• Objective
Locate the string "value" throughout the material and copy every line in which it occurs.
_ _ _ _ _ _ _
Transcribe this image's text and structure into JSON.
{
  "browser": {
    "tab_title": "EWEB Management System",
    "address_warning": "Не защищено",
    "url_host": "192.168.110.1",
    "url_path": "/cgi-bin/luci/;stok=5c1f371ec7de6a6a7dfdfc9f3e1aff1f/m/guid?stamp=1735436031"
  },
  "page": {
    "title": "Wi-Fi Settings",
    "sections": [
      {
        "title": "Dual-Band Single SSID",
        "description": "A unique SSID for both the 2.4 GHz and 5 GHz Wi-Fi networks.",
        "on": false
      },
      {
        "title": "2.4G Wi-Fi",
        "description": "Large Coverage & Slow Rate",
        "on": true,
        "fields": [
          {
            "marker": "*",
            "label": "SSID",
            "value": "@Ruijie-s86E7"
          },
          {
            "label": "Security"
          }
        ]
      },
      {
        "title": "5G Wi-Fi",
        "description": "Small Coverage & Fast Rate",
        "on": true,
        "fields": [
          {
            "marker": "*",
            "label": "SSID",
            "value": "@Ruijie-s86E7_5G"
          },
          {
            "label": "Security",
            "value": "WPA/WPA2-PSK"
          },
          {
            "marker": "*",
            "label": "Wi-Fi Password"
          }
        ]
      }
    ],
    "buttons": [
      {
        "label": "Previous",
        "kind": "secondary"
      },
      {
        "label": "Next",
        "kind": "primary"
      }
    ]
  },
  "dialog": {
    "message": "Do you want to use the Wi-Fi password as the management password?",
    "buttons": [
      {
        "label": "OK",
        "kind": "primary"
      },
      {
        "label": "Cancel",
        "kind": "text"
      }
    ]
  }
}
_ _ _ _ _ _ _
• Expected answer
            "value": "@Ruijie-s86E7"
            "value": "@Ruijie-s86E7_5G"
            "value": "WPA/WPA2-PSK"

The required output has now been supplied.